[start]

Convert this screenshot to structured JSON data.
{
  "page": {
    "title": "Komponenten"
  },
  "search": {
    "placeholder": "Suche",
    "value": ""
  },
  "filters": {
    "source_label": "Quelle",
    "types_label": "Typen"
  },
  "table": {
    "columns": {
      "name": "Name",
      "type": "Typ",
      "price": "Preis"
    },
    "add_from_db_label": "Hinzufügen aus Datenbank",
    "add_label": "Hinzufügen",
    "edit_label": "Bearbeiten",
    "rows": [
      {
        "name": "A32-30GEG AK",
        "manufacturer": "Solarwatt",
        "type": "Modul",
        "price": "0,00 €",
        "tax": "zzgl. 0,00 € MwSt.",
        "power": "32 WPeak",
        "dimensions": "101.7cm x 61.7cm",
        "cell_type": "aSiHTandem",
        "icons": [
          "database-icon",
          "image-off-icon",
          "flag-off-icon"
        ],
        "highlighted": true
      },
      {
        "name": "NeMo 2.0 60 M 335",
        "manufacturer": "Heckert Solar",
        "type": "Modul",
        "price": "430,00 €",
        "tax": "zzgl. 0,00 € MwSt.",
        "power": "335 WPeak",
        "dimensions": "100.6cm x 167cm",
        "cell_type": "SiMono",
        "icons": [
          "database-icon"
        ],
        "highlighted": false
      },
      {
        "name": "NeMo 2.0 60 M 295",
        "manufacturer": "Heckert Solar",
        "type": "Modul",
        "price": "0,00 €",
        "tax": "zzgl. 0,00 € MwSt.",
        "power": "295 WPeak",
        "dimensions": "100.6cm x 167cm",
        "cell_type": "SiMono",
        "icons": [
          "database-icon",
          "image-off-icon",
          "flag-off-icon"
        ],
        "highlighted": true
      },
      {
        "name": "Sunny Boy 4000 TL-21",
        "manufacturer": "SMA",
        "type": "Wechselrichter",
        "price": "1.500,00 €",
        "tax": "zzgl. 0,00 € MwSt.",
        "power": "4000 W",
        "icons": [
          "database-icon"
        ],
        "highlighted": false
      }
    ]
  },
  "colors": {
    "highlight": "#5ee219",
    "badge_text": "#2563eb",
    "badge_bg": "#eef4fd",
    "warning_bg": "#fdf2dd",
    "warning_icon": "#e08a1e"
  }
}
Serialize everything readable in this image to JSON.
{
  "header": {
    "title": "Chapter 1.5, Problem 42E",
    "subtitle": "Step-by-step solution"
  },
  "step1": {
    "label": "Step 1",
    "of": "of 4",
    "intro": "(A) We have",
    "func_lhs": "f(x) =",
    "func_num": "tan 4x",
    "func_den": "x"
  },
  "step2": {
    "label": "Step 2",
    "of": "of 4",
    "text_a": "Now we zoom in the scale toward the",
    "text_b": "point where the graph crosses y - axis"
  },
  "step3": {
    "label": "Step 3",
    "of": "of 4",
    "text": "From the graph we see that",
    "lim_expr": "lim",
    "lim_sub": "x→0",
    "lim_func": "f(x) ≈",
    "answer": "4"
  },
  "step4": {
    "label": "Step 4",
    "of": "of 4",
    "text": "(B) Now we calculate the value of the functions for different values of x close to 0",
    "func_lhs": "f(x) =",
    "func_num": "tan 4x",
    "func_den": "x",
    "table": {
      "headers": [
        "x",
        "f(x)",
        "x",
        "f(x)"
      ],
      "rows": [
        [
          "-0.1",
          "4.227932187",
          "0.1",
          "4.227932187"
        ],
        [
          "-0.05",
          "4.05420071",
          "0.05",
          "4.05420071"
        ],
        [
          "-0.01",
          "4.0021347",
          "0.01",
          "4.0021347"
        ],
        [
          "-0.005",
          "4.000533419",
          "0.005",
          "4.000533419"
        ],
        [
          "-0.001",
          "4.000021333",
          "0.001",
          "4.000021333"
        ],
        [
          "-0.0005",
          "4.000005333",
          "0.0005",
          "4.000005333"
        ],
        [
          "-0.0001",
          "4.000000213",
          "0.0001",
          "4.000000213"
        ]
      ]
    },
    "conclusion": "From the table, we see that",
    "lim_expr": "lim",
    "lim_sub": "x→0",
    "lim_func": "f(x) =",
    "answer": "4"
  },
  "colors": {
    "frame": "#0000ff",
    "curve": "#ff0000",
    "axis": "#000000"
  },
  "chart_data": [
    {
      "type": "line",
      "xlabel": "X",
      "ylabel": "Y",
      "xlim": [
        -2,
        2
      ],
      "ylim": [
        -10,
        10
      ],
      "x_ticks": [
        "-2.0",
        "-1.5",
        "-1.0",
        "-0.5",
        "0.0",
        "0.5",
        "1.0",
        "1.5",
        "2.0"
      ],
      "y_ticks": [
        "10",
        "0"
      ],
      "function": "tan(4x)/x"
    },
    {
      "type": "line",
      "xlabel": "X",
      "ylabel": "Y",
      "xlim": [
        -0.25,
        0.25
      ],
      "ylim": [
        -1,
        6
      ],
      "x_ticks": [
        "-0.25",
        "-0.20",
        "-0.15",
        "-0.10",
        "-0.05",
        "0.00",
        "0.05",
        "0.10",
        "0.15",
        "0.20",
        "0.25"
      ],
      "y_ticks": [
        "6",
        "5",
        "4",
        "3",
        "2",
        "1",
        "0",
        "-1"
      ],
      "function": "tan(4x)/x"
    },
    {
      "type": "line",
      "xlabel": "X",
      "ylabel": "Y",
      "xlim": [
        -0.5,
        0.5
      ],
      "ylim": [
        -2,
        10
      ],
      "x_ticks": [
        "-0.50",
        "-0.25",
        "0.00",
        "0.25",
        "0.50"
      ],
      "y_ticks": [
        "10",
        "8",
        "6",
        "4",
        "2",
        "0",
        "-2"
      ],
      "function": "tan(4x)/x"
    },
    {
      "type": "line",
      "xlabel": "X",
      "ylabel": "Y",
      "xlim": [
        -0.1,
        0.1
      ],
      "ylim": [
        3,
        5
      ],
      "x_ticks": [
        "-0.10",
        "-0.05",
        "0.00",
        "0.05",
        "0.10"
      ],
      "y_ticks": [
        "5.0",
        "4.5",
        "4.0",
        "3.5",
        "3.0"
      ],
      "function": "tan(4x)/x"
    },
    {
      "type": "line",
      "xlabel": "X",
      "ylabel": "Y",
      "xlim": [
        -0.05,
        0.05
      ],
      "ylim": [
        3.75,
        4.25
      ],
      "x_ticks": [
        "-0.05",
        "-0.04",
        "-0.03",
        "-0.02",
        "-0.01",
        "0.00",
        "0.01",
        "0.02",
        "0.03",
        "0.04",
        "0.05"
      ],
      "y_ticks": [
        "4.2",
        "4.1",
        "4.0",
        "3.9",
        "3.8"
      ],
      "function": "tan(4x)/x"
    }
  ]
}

[end]

Every record shown above must be echoed exactly.

Convert this screenshot to structured JSON data.
{
  "page": {
    "title": "Komponenten"
  },
  "search": {
    "placeholder": "Suche",
    "value": ""
  },
  "filters": {
    "source_label": "Quelle",
    "types_label": "Typen"
  },
  "table": {
    "columns": {
      "name": "Name",
      "type": "Typ",
      "price": "Preis"
    },
    "add_from_db_label": "Hinzufügen aus Datenbank",
    "add_label": "Hinzufügen",
    "edit_label": "Bearbeiten",
    "rows": [
      {
        "name": "A32-30GEG AK",
        "manufacturer": "Solarwatt",
        "type": "Modul",
        "price": "0,00 €",
        "tax": "zzgl. 0,00 € MwSt.",
        "power": "32 WPeak",
        "dimensions": "101.7cm x 61.7cm",
        "cell_type": "aSiHTandem",
        "icons": [
          "database-icon",
          "image-off-icon",
          "flag-off-icon"
        ],
        "highlighted": true
      },
      {
        "name": "NeMo 2.0 60 M 335",
        "manufacturer": "Heckert Solar",
        "type": "Modul",
        "price": "430,00 €",
        "tax": "zzgl. 0,00 € MwSt.",
        "power": "335 WPeak",
        "dimensions": "100.6cm x 167cm",
        "cell_type": "SiMono",
        "icons": [
          "database-icon"
        ],
        "highlighted": false
      },
      {
        "name": "NeMo 2.0 60 M 295",
        "manufacturer": "Heckert Solar",
        "type": "Modul",
        "price": "0,00 €",
        "tax": "zzgl. 0,00 € MwSt.",
        "power": "295 WPeak",
        "dimensions": "100.6cm x 167cm",
        "cell_type": "SiMono",
        "icons": [
          "database-icon",
          "image-off-icon",
          "flag-off-icon"
        ],
        "highlighted": true
      },
      {
        "name": "Sunny Boy 4000 TL-21",
        "manufacturer": "SMA",
        "type": "Wechselrichter",
        "price": "1.500,00 €",
        "tax": "zzgl. 0,00 € MwSt.",
        "power": "4000 W",
        "icons": [
          "database-icon"
        ],
        "highlighted": false
      }
    ]
  },
  "colors": {
    "highlight": "#5ee219",
    "badge_text": "#2563eb",
    "badge_bg": "#eef4fd",
    "warning_bg": "#fdf2dd",
    "warning_icon": "#e08a1e"
  }
}
Serialize everything readable in this image to JSON.
{
  "header": {
    "title": "Chapter 1.5, Problem 42E",
    "subtitle": "Step-by-step solution"
  },
  "step1": {
    "label": "Step 1",
    "of": "of 4",
    "intro": "(A) We have",
    "func_lhs": "f(x) =",
    "func_num": "tan 4x",
    "func_den": "x"
  },
  "step2": {
    "label": "Step 2",
    "of": "of 4",
    "text_a": "Now we zoom in the scale toward the",
    "text_b": "point where the graph crosses y - axis"
  },
  "step3": {
    "label": "Step 3",
    "of": "of 4",
    "text": "From the graph we see that",
    "lim_expr": "lim",
    "lim_sub": "x→0",
    "lim_func": "f(x) ≈",
    "answer": "4"
  },
  "step4": {
    "label": "Step 4",
    "of": "of 4",
    "text": "(B) Now we calculate the value of the functions for different values of x close to 0",
    "func_lhs": "f(x) =",
    "func_num": "tan 4x",
    "func_den": "x",
    "table": {
      "headers": [
        "x",
        "f(x)",
        "x",
        "f(x)"
      ],
      "rows": [
        [
          "-0.1",
          "4.227932187",
          "0.1",
          "4.227932187"
        ],
        [
          "-0.05",
          "4.05420071",
          "0.05",
          "4.05420071"
        ],
        [
          "-0.01",
          "4.0021347",
          "0.01",
          "4.0021347"
        ],
        [
          "-0.005",
          "4.000533419",
          "0.005",
          "4.000533419"
        ],
        [
          "-0.001",
          "4.000021333",
          "0.001",
          "4.000021333"
        ],
        [
          "-0.0005",
          "4.000005333",
          "0.0005",
          "4.000005333"
        ],
        [
          "-0.0001",
          "4.000000213",
          "0.0001",
          "4.000000213"
        ]
      ]
    },
    "conclusion": "From the table, we see that",
    "lim_expr": "lim",
    "lim_sub": "x→0",
    "lim_func": "f(x) =",
    "answer": "4"
  },
  "colors": {
    "frame": "#0000ff",
    "curve": "#ff0000",
    "axis": "#000000"
  },
  "chart_data": [
    {
      "type": "line",
      "xlabel": "X",
      "ylabel": "Y",
      "xlim": [
        -2,
        2
      ],
      "ylim": [
        -10,
        10
      ],
      "x_ticks": [
        "-2.0",
        "-1.5",
        "-1.0",
        "-0.5",
        "0.0",
        "0.5",
        "1.0",
        "1.5",
        "2.0"
      ],
      "y_ticks": [
        "10",
        "0"
      ],
      "function": "tan(4x)/x"
    },
    {
      "type": "line",
      "xlabel": "X",
      "ylabel": "Y",
      "xlim": [
        -0.25,
        0.25
      ],
      "ylim": [
        -1,
        6
      ],
      "x_ticks": [
        "-0.25",
        "-0.20",
        "-0.15",
        "-0.10",
        "-0.05",
        "0.00",
        "0.05",
        "0.10",
        "0.15",
        "0.20",
        "0.25"
      ],
      "y_ticks": [
        "6",
        "5",
        "4",
        "3",
        "2",
        "1",
        "0",
        "-1"
      ],
      "function": "tan(4x)/x"
    },
    {
      "type": "line",
      "xlabel": "X",
      "ylabel": "Y",
      "xlim": [
        -0.5,
        0.5
      ],
      "ylim": [
        -2,
        10
      ],
      "x_ticks": [
        "-0.50",
        "-0.25",
        "0.00",
        "0.25",
        "0.50"
      ],
      "y_ticks": [
        "10",
        "8",
        "6",
        "4",
        "2",
        "0",
        "-2"
      ],
      "function": "tan(4x)/x"
    },
    {
      "type": "line",
      "xlabel": "X",
      "ylabel": "Y",
      "xlim": [
        -0.1,
        0.1
      ],
      "ylim": [
        3,
        5
      ],
      "x_ticks": [
        "-0.10",
        "-0.05",
        "0.00",
        "0.05",
        "0.10"
      ],
      "y_ticks": [
        "5.0",
        "4.5",
        "4.0",
        "3.5",
        "3.0"
      ],
      "function": "tan(4x)/x"
    },
    {
      "type": "line",
      "xlabel": "X",
      "ylabel": "Y",
      "xlim": [
        -0.05,
        0.05
      ],
      "ylim": [
        3.75,
        4.25
      ],
      "x_ticks": [
        "-0.05",
        "-0.04",
        "-0.03",
        "-0.02",
        "-0.01",
        "0.00",
        "0.01",
        "0.02",
        "0.03",
        "0.04",
        "0.05"
      ],
      "y_ticks": [
        "4.2",
        "4.1",
        "4.0",
        "3.9",
        "3.8"
      ],
      "function": "tan(4x)/x"
    }
  ]
}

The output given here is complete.